Written request:
Copy the lines of the data from the line containing "label-feake: FEAKE (356, 366, 397, 376)" through the line containing "label-cemetery: CEMETERY (340, 378, 406, 388)", both included, without any changes.
┄┄┄┄┄┄┄┄┄┄┄┄┄┄┄┄┄┄┄┄
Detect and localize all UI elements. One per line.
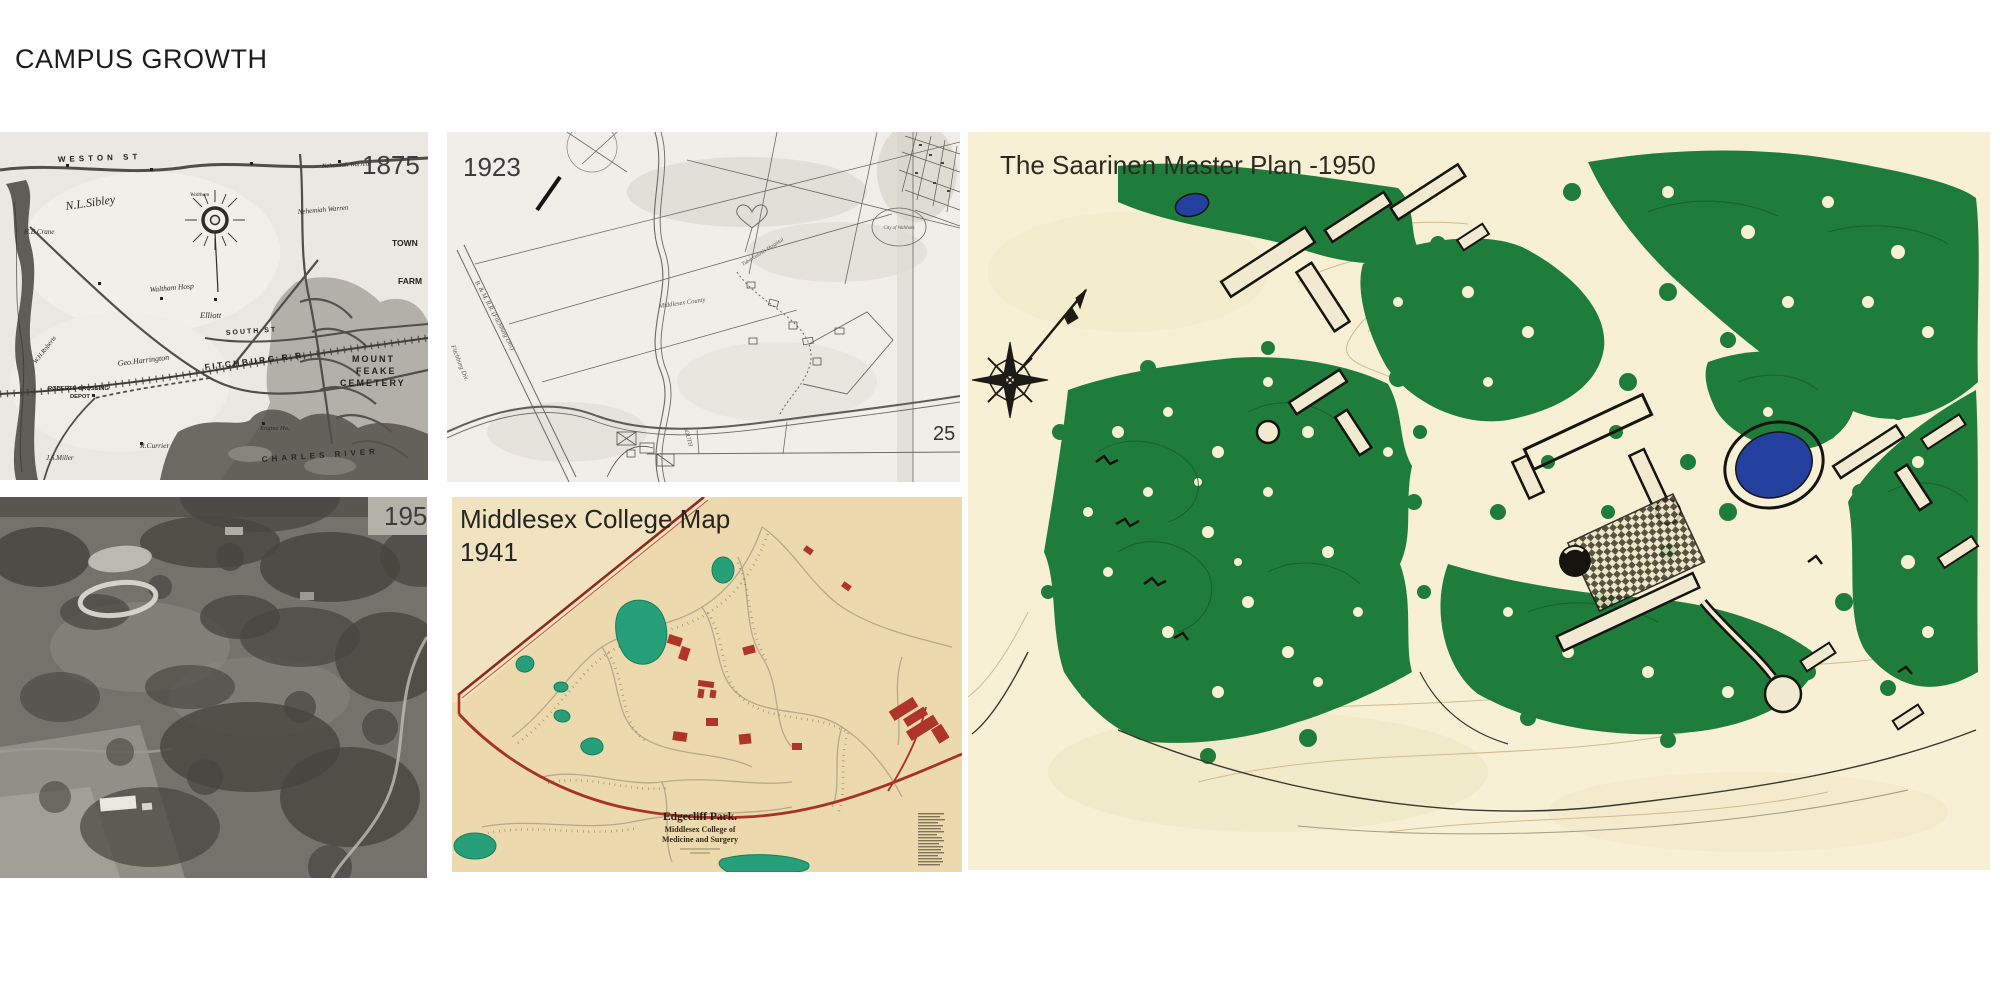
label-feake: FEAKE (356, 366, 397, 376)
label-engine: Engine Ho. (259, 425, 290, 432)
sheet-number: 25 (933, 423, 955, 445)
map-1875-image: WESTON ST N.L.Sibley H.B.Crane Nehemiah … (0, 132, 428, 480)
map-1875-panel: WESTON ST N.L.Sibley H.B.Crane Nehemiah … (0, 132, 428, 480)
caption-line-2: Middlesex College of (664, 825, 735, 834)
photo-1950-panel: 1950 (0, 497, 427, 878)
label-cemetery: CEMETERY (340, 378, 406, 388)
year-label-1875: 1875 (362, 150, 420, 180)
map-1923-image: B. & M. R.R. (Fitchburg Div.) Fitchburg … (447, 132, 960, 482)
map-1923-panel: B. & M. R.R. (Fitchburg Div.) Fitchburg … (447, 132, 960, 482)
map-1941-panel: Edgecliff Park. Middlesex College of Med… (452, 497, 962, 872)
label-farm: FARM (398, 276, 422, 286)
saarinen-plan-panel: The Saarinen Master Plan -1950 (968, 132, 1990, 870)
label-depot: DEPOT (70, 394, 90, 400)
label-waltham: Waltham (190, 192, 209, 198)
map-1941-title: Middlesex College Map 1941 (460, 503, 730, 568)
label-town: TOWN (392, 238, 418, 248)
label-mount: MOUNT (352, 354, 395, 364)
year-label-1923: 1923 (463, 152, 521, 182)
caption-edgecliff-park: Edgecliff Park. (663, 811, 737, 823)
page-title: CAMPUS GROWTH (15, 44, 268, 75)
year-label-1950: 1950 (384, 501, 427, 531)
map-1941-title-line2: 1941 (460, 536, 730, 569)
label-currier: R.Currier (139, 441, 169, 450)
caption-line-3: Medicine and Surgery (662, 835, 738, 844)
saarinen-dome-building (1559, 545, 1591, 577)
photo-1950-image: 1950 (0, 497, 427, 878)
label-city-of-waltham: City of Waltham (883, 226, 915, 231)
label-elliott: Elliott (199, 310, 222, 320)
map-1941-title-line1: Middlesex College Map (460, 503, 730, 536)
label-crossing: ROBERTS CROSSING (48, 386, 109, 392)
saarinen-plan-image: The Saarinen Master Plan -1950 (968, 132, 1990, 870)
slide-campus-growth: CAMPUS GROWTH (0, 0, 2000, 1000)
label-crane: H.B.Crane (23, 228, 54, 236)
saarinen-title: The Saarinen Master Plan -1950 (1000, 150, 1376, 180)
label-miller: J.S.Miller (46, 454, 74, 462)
┄┄┄┄┄┄┄┄┄┄┄┄┄┄┄┄┄┄┄┄
Complete answer:
label-feake: FEAKE (356, 366, 397, 376)
label-engine: Engine Ho. (259, 425, 290, 432)
sheet-number: 25 (933, 423, 955, 445)
map-1875-image: WESTON ST N.L.Sibley H.B.Crane Nehemiah … (0, 132, 428, 480)
map-1875-panel: WESTON ST N.L.Sibley H.B.Crane Nehemiah … (0, 132, 428, 480)
caption-line-2: Middlesex College of (664, 825, 735, 834)
photo-1950-panel: 1950 (0, 497, 427, 878)
label-cemetery: CEMETERY (340, 378, 406, 388)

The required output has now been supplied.